### Passage shown
.....

I think one problem with the front uppers is that the control arm distorts because of the loads. Particularly under hard braking.
This is absolutely the case in our experience. The front uppers are definitely the pickup point that has the lowest margin for error on install because of the loads the front uppers see in hard braking.

Originally Posted by travisnd
I've been racing my car over a year with Pfadt polys in the car. No issues with the C-clips. When installing I took great care to make sure the C-cips were 100% properly seated in the "dog bone". It is very easy to get them to where they snap in place, but aren't 100% seated in the slot. My guess is that this is what's happening when people have them popping out.
This is definitely the #1 most common issue we've seen with the poly kit. We recently updated the instructions and being more explicit about how to make sure that the snap ring is properly in the groove.

Originally Posted by fatbillybob
I have a theory as to why people have problems with the phadt poly popping the c clips. I think the poly is not high enough tolerance and thus the poly bangs into the clips a weird angles and weird forces and pops the clips. I made delrin with basically zero tolerance and the there is no play of the clip in the land.

.....

### Study material

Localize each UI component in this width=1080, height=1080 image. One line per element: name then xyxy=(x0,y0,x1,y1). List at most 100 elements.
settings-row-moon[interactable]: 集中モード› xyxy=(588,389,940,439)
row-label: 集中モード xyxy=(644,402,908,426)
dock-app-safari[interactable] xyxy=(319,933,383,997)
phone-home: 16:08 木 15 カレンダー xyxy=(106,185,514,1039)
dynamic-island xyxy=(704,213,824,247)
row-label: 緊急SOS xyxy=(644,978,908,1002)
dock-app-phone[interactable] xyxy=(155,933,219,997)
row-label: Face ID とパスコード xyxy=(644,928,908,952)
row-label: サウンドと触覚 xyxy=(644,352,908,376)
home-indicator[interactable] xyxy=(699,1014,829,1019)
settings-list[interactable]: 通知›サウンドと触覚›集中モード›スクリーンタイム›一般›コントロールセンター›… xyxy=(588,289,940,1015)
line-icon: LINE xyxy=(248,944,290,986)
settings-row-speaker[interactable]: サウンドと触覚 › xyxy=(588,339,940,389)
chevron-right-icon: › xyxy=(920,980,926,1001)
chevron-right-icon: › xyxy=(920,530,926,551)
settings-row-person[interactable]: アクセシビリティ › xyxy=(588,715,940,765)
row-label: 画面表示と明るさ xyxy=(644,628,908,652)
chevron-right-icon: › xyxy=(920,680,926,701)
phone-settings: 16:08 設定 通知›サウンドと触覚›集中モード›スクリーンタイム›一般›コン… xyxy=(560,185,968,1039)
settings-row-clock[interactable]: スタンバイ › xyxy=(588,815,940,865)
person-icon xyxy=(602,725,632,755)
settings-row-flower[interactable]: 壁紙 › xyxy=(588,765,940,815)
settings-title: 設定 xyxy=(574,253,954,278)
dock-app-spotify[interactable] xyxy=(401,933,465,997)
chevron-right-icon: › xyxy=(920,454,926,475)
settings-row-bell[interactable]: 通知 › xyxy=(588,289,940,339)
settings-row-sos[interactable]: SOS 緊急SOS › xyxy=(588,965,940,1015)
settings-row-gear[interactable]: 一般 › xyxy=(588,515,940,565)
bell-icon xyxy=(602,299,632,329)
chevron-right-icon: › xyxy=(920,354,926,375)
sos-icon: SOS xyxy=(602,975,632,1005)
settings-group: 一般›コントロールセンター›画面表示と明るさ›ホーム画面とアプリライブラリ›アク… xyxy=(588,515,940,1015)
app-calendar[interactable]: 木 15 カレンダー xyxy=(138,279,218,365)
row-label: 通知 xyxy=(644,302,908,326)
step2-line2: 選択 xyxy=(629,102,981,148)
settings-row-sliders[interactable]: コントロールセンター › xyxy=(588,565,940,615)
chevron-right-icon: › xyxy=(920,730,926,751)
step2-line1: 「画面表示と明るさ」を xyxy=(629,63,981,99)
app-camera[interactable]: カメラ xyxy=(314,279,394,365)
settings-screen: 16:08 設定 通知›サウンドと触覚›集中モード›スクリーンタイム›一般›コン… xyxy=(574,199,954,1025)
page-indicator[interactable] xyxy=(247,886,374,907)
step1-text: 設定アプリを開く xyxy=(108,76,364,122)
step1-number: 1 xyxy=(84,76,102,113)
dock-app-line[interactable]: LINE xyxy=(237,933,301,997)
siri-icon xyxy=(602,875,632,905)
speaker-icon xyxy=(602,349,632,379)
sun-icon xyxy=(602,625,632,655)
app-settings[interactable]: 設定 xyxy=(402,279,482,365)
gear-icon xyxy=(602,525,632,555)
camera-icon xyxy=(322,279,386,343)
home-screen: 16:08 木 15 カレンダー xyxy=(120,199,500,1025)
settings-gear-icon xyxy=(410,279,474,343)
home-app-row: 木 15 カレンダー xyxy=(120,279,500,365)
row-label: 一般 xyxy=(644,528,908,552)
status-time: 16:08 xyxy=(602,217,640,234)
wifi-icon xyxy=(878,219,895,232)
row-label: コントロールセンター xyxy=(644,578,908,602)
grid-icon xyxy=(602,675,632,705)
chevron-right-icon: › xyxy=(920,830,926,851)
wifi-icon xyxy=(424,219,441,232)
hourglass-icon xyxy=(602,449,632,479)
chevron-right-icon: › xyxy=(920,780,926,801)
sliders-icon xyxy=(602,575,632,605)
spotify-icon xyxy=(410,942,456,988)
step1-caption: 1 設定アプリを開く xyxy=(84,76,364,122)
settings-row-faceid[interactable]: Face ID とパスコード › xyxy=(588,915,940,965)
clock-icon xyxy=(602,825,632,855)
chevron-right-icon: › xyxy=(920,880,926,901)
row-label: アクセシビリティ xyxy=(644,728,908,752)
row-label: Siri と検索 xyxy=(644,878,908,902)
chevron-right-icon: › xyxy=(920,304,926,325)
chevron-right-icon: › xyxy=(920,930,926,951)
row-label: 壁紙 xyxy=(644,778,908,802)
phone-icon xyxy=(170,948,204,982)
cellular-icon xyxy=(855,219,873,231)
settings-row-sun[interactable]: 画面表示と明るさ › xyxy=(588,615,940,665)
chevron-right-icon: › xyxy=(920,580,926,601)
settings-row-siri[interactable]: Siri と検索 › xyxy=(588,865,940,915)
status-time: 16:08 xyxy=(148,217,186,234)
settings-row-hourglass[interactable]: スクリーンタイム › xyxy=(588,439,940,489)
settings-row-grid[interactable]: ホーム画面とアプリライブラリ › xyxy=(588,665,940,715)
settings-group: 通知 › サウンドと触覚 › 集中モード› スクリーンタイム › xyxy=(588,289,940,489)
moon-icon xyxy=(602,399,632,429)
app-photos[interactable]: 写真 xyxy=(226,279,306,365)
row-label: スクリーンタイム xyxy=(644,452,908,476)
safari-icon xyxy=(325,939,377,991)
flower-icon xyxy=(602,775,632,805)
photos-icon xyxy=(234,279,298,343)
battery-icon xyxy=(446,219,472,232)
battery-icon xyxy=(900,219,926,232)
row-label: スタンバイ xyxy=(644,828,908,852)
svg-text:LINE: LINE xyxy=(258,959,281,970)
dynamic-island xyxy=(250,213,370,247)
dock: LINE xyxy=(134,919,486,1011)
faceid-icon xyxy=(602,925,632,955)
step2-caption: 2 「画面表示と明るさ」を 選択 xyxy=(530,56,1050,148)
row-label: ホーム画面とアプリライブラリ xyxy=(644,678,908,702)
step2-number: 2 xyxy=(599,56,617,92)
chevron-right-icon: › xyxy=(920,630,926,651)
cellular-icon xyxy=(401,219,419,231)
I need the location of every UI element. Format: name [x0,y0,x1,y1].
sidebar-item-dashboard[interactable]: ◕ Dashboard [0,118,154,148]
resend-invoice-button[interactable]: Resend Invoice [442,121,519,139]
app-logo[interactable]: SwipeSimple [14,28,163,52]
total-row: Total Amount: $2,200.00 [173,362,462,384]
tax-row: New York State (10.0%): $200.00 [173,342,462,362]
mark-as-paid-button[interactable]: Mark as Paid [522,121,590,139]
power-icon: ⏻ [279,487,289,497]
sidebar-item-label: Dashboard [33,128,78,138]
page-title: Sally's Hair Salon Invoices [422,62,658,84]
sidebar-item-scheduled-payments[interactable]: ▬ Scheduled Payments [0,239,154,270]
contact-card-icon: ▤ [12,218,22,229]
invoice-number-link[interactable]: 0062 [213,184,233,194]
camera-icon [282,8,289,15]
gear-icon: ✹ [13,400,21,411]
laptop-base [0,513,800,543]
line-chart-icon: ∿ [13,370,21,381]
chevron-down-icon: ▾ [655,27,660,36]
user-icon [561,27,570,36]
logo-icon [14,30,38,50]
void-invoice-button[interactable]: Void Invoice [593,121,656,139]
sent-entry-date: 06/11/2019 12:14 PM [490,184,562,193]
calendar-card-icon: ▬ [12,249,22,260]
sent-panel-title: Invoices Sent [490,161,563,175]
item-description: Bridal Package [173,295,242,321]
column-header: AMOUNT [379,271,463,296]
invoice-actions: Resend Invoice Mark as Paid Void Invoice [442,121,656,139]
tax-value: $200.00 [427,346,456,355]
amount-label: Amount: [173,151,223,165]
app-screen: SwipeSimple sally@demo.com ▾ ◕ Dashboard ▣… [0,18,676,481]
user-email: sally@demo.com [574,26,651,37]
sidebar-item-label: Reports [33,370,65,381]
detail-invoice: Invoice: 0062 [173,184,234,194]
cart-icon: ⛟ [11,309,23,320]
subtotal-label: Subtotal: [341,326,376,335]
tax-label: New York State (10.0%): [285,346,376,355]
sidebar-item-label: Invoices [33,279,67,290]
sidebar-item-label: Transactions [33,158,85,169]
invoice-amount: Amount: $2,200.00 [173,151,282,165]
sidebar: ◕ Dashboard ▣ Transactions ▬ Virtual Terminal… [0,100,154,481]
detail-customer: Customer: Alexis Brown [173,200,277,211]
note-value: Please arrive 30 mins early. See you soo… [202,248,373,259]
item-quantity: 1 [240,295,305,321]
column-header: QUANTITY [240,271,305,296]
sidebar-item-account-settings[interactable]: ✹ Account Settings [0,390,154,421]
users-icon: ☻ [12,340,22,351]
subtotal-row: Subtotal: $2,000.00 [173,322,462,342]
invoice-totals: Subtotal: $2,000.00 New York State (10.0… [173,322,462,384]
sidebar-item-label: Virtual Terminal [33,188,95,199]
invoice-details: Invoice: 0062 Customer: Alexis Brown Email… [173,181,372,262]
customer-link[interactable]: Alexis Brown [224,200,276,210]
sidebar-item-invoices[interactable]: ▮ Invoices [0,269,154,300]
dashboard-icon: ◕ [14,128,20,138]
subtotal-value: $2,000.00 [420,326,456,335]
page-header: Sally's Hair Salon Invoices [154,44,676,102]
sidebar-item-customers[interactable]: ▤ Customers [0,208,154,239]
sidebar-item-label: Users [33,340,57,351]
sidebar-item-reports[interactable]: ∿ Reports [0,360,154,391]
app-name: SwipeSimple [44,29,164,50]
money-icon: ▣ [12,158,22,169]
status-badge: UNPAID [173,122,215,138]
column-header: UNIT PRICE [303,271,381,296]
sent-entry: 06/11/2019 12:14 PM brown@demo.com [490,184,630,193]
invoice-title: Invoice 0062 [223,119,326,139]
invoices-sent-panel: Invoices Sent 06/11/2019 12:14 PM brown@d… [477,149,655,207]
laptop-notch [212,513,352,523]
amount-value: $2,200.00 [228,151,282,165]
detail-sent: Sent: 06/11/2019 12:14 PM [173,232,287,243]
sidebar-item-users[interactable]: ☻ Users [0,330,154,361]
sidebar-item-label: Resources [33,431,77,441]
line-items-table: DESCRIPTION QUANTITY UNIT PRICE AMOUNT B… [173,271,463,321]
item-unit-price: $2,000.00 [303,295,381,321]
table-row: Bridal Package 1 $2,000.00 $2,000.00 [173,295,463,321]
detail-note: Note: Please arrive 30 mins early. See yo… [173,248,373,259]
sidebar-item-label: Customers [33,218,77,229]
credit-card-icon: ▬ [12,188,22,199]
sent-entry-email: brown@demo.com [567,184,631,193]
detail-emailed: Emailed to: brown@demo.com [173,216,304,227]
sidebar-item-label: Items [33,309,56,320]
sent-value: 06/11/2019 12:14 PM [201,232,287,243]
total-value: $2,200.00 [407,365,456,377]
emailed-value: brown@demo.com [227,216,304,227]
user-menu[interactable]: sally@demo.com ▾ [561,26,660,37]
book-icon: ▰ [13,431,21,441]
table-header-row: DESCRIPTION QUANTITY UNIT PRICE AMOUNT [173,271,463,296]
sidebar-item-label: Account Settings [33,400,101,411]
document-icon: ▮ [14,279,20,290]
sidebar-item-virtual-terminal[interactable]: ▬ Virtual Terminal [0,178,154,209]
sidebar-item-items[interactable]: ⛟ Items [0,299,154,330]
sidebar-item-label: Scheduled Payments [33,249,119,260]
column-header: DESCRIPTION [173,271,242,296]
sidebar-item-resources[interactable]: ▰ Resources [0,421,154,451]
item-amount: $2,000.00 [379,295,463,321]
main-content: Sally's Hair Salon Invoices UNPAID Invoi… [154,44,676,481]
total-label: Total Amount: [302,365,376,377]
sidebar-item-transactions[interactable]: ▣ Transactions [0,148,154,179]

.....

Continue the control-arm bushing discussion, starting right after its last sentence.

### Answer
The problem actually lies in the tolerances within the ID of the control arm bores as well. As a manufacturer we need to produce a piece of Poly that not only works in the tightest of control arm bores, but the largest as well. Depending on the condition of the tooling when your control arm bores were cut the ID of the control arm bores can vary from control arm to control arm. From the factory this tolerance doesn't need to be incredibly precise because they're stuffing a piece of rubber in there anyway. The poly provided in our kits measures out very consistently from kit to kit, but if the ID of the control arms varies we have to size the poly appropriately to work for everyone. We have stuck with Poly as a control arm bushing material because it's more aggressive durometer than the factory rubber, as well as it's tendency to be relatively forgiving which makes it easier for a Garage mechanic to install without special tools or machining skills. We've got full spherical bearing kits which require no machining at all for those looking for an all out race solution, so long as you can run a spherical bearing in your class.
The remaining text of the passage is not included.